> Stated goal
Write out the full set of records below exactly.
----- Dataset records -----
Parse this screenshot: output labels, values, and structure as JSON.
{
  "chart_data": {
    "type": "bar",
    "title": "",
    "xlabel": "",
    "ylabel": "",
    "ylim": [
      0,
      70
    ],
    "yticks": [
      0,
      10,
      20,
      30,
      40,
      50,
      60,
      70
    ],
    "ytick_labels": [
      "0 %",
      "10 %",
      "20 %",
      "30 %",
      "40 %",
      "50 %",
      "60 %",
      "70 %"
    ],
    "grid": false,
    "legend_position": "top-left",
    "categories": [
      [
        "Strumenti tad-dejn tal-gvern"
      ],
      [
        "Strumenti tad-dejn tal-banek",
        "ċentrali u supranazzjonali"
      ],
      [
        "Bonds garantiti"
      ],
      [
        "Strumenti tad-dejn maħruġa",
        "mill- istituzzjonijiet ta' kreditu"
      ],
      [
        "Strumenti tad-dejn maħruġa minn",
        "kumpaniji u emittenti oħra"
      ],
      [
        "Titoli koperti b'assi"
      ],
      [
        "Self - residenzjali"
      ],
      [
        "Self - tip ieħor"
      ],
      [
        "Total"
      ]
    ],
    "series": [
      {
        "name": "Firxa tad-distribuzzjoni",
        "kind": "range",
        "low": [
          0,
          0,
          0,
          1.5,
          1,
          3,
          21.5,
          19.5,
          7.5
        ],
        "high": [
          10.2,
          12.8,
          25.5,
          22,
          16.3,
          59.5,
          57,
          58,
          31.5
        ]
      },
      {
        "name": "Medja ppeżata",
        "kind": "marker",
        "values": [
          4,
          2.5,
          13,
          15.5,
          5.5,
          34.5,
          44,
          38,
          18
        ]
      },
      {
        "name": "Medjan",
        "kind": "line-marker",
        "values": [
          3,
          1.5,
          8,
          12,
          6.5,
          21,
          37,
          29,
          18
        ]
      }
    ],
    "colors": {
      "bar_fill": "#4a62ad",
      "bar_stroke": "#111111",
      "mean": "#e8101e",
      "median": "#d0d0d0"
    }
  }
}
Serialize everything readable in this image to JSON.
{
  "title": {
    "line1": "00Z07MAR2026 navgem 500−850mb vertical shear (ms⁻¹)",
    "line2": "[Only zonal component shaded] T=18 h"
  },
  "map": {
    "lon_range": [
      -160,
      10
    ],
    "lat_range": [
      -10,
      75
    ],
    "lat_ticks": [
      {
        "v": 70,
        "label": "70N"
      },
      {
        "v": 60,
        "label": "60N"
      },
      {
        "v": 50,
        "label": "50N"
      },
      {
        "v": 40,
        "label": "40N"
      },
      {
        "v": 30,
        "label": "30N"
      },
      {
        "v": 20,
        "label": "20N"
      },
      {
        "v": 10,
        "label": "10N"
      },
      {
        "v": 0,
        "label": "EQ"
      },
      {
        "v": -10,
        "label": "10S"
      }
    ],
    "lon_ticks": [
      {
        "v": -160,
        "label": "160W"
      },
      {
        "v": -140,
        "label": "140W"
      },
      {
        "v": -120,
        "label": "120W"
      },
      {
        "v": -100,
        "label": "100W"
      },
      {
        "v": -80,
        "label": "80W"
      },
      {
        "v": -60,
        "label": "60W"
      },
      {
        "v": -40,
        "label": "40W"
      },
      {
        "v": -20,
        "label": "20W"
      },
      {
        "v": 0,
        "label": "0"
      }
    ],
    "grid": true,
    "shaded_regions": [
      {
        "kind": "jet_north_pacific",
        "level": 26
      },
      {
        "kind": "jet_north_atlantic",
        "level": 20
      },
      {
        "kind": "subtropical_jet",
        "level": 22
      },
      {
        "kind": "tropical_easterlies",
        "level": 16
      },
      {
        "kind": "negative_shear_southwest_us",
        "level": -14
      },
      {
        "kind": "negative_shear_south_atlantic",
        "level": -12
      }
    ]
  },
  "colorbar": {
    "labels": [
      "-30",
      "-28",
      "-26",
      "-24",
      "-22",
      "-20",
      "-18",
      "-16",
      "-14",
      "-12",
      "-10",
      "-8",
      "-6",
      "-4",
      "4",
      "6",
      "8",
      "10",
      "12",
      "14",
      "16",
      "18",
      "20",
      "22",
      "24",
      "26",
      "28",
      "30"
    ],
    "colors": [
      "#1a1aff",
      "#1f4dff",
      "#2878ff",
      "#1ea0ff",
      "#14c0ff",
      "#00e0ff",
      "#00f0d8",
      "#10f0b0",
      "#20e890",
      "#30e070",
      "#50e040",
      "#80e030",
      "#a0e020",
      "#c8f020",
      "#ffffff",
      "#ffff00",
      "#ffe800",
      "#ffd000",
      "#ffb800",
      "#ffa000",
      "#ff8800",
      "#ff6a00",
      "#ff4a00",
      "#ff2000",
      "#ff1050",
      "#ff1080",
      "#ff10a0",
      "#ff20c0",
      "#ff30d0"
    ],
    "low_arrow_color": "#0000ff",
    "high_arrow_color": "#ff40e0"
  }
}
-----
> Exercise result
Parse this screenshot: output labels, values, and structure as JSON.
{
  "chart_data": {
    "type": "bar",
    "title": "",
    "xlabel": "",
    "ylabel": "",
    "ylim": [
      0,
      70
    ],
    "yticks": [
      0,
      10,
      20,
      30,
      40,
      50,
      60,
      70
    ],
    "ytick_labels": [
      "0 %",
      "10 %",
      "20 %",
      "30 %",
      "40 %",
      "50 %",
      "60 %",
      "70 %"
    ],
    "grid": false,
    "legend_position": "top-left",
    "categories": [
      [
        "Strumenti tad-dejn tal-gvern"
      ],
      [
        "Strumenti tad-dejn tal-banek",
        "ċentrali u supranazzjonali"
      ],
      [
        "Bonds garantiti"
      ],
      [
        "Strumenti tad-dejn maħruġa",
        "mill- istituzzjonijiet ta' kreditu"
      ],
      [
        "Strumenti tad-dejn maħruġa minn",
        "kumpaniji u emittenti oħra"
      ],
      [
        "Titoli koperti b'assi"
      ],
      [
        "Self - residenzjali"
      ],
      [
        "Self - tip ieħor"
      ],
      [
        "Total"
      ]
    ],
    "series": [
      {
        "name": "Firxa tad-distribuzzjoni",
        "kind": "range",
        "low": [
          0,
          0,
          0,
          1.5,
          1,
          3,
          21.5,
          19.5,
          7.5
        ],
        "high": [
          10.2,
          12.8,
          25.5,
          22,
          16.3,
          59.5,
          57,
          58,
          31.5
        ]
      },
      {
        "name": "Medja ppeżata",
        "kind": "marker",
        "values": [
          4,
          2.5,
          13,
          15.5,
          5.5,
          34.5,
          44,
          38,
          18
        ]
      },
      {
        "name": "Medjan",
        "kind": "line-marker",
        "values": [
          3,
          1.5,
          8,
          12,
          6.5,
          21,
          37,
          29,
          18
        ]
      }
    ],
    "colors": {
      "bar_fill": "#4a62ad",
      "bar_stroke": "#111111",
      "mean": "#e8101e",
      "median": "#d0d0d0"
    }
  }
}
Serialize everything readable in this image to JSON.
{
  "title": {
    "line1": "00Z07MAR2026 navgem 500−850mb vertical shear (ms⁻¹)",
    "line2": "[Only zonal component shaded] T=18 h"
  },
  "map": {
    "lon_range": [
      -160,
      10
    ],
    "lat_range": [
      -10,
      75
    ],
    "lat_ticks": [
      {
        "v": 70,
        "label": "70N"
      },
      {
        "v": 60,
        "label": "60N"
      },
      {
        "v": 50,
        "label": "50N"
      },
      {
        "v": 40,
        "label": "40N"
      },
      {
        "v": 30,
        "label": "30N"
      },
      {
        "v": 20,
        "label": "20N"
      },
      {
        "v": 10,
        "label": "10N"
      },
      {
        "v": 0,
        "label": "EQ"
      },
      {
        "v": -10,
        "label": "10S"
      }
    ],
    "lon_ticks": [
      {
        "v": -160,
        "label": "160W"
      },
      {
        "v": -140,
        "label": "140W"
      },
      {
        "v": -120,
        "label": "120W"
      },
      {
        "v": -100,
        "label": "100W"
      },
      {
        "v": -80,
        "label": "80W"
      },
      {
        "v": -60,
        "label": "60W"
      },
      {
        "v": -40,
        "label": "40W"
      },
      {
        "v": -20,
        "label": "20W"
      },
      {
        "v": 0,
        "label": "0"
      }
    ],
    "grid": true,
    "shaded_regions": [
      {
        "kind": "jet_north_pacific",
        "level": 26
      },
      {
        "kind": "jet_north_atlantic",
        "level": 20
      },
      {
        "kind": "subtropical_jet",
        "level": 22
      },
      {
        "kind": "tropical_easterlies",
        "level": 16
      },
      {
        "kind": "negative_shear_southwest_us",
        "level": -14
      },
      {
        "kind": "negative_shear_south_atlantic",
        "level": -12
      }
    ]
  },
  "colorbar": {
    "labels": [
      "-30",
      "-28",
      "-26",
      "-24",
      "-22",
      "-20",
      "-18",
      "-16",
      "-14",
      "-12",
      "-10",
      "-8",
      "-6",
      "-4",
      "4",
      "6",
      "8",
      "10",
      "12",
      "14",
      "16",
      "18",
      "20",
      "22",
      "24",
      "26",
      "28",
      "30"
    ],
    "colors": [
      "#1a1aff",
      "#1f4dff",
      "#2878ff",
      "#1ea0ff",
      "#14c0ff",
      "#00e0ff",
      "#00f0d8",
      "#10f0b0",
      "#20e890",
      "#30e070",
      "#50e040",
      "#80e030",
      "#a0e020",
      "#c8f020",
      "#ffffff",
      "#ffff00",
      "#ffe800",
      "#ffd000",
      "#ffb800",
      "#ffa000",
      "#ff8800",
      "#ff6a00",
      "#ff4a00",
      "#ff2000",
      "#ff1050",
      "#ff1080",
      "#ff10a0",
      "#ff20c0",
      "#ff30d0"
    ],
    "low_arrow_color": "#0000ff",
    "high_arrow_color": "#ff40e0"
  }
}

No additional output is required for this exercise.